Exercise ▸ Go through the data below line by line and count those containing the word "GROSS". Reply with the count only.

Material to process ▸
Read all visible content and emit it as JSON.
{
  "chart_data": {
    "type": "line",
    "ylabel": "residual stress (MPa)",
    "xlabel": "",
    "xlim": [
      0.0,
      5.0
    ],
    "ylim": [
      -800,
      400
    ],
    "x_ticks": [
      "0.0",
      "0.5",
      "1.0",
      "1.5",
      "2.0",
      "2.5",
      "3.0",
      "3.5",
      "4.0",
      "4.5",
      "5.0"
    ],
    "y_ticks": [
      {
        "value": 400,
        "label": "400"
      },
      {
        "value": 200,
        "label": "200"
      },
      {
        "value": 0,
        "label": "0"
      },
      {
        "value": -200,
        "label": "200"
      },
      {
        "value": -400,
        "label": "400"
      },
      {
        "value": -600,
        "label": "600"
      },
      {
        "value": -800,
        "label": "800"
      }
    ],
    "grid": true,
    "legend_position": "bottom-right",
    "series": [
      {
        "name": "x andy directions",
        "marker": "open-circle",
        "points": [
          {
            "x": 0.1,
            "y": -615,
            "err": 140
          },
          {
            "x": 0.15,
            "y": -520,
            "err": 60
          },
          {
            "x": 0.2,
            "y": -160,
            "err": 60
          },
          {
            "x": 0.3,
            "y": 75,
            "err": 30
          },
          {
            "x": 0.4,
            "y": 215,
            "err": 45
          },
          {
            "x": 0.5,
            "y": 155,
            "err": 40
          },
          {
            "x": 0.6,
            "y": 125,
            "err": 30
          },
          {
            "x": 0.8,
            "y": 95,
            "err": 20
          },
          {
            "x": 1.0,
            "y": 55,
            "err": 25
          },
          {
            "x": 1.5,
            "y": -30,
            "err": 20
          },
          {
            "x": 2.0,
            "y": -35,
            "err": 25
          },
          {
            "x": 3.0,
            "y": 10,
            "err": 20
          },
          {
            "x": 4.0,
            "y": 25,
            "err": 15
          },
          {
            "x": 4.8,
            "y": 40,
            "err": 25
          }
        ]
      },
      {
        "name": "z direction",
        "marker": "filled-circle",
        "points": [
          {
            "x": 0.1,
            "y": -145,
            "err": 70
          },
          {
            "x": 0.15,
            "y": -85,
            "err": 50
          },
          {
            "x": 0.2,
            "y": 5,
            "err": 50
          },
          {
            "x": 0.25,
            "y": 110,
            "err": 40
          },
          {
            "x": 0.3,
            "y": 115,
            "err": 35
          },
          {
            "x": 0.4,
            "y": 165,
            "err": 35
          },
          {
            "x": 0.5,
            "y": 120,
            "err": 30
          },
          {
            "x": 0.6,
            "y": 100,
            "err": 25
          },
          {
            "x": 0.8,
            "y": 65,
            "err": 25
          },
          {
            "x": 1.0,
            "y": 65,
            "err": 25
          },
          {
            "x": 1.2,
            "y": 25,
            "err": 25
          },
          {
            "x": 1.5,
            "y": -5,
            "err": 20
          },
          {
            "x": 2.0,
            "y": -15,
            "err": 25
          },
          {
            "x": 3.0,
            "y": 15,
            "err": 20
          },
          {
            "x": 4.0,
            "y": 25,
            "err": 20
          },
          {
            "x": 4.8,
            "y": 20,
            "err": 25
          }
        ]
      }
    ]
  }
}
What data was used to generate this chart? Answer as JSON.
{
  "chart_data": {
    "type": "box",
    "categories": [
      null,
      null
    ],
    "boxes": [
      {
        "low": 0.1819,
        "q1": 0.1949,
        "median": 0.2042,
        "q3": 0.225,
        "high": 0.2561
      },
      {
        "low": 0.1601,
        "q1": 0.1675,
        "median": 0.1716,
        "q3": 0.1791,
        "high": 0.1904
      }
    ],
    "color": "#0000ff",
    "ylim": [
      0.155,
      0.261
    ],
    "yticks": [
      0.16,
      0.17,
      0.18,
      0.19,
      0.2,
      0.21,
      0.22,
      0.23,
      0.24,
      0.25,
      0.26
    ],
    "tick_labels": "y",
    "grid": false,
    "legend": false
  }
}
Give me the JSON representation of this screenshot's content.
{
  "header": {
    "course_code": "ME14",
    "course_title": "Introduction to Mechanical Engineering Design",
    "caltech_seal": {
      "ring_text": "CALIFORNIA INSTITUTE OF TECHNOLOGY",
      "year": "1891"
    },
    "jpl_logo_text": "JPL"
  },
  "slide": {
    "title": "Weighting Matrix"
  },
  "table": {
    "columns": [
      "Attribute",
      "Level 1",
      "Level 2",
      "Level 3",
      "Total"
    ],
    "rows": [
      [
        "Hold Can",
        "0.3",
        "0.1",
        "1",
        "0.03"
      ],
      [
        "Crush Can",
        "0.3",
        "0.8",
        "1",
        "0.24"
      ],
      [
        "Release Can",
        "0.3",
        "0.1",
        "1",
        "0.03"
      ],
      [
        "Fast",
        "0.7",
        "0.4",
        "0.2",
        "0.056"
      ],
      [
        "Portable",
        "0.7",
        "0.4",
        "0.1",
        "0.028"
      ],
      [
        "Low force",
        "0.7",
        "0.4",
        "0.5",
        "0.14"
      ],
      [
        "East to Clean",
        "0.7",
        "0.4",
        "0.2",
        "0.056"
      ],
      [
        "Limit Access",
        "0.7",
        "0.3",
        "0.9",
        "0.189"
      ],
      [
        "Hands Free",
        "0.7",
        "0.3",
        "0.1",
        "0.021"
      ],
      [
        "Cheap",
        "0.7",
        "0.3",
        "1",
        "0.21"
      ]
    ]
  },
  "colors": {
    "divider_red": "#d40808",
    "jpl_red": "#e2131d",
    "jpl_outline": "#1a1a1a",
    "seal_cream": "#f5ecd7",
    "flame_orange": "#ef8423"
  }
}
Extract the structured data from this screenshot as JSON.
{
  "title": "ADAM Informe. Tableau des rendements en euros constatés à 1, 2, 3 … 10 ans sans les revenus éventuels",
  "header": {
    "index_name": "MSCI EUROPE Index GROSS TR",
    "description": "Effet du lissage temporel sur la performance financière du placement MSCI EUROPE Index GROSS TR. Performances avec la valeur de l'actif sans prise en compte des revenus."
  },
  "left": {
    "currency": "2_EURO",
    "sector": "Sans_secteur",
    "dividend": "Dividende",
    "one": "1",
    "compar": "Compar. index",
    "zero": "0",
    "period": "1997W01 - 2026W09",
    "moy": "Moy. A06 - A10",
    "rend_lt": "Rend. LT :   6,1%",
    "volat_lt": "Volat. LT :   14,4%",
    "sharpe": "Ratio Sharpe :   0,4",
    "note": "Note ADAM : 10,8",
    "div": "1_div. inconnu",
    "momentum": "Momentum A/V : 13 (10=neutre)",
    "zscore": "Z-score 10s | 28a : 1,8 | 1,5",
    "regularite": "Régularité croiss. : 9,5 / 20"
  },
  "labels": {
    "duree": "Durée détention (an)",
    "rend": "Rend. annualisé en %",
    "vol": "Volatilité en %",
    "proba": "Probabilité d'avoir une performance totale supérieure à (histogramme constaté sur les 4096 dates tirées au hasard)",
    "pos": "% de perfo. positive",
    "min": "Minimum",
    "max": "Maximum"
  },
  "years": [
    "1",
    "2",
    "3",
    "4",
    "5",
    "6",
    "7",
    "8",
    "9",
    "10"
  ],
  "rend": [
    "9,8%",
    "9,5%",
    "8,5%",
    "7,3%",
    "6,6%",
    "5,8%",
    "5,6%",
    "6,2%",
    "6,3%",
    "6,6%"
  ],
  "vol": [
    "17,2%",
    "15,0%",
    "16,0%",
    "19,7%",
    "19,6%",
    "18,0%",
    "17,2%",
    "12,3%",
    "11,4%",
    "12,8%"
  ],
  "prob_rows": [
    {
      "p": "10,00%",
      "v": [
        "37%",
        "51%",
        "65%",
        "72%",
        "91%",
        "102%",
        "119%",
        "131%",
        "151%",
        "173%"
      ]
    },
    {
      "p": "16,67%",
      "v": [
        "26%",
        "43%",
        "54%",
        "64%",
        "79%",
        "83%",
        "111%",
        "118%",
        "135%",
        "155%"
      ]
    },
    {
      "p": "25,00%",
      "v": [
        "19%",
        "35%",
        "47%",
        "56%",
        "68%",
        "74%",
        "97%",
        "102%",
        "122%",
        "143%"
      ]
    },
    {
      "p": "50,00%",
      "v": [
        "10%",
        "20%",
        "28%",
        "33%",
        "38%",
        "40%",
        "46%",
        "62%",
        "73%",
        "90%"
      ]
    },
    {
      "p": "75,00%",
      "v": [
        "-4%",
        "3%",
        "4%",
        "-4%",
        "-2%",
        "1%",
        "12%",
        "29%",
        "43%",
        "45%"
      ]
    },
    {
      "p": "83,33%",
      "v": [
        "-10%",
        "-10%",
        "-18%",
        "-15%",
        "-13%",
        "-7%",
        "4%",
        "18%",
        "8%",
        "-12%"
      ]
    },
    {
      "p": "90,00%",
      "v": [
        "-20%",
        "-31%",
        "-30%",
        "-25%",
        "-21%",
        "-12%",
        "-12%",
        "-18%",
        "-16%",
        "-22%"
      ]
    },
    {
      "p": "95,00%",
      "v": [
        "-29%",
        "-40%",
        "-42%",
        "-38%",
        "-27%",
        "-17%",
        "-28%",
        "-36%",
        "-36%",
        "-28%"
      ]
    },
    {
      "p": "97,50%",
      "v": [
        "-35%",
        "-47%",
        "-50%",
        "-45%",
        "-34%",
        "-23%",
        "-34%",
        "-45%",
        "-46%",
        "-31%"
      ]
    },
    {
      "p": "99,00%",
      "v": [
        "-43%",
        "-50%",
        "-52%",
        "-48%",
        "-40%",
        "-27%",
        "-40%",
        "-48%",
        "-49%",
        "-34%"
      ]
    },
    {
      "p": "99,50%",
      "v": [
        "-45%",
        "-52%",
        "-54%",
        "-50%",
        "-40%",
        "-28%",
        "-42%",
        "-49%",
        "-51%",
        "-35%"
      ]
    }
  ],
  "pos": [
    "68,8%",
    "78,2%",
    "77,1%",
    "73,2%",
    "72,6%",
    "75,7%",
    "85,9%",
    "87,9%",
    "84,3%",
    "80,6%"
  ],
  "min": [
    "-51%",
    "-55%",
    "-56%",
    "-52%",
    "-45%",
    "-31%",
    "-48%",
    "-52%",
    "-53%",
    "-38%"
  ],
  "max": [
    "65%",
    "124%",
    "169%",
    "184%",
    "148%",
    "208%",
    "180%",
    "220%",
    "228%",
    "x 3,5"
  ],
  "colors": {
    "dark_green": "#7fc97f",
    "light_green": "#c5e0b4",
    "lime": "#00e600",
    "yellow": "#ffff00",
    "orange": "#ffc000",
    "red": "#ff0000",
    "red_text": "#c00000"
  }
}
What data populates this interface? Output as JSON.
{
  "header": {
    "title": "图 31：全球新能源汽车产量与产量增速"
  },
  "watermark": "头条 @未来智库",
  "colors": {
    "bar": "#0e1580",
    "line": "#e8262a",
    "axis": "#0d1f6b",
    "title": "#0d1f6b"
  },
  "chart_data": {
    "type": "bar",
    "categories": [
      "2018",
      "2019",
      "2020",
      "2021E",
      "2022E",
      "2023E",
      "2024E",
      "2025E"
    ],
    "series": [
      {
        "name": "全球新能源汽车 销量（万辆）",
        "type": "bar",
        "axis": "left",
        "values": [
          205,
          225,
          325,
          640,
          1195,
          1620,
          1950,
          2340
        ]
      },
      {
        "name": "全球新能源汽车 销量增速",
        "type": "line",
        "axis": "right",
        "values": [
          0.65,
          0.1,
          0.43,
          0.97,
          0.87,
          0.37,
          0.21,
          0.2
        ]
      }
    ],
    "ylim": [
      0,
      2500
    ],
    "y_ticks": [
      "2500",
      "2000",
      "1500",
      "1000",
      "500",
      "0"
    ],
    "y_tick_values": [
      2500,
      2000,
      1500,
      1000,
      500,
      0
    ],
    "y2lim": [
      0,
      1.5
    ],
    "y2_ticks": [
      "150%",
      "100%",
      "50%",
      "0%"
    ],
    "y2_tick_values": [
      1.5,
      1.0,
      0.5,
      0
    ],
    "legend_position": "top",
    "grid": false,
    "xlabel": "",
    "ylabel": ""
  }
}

Task result ▸ 2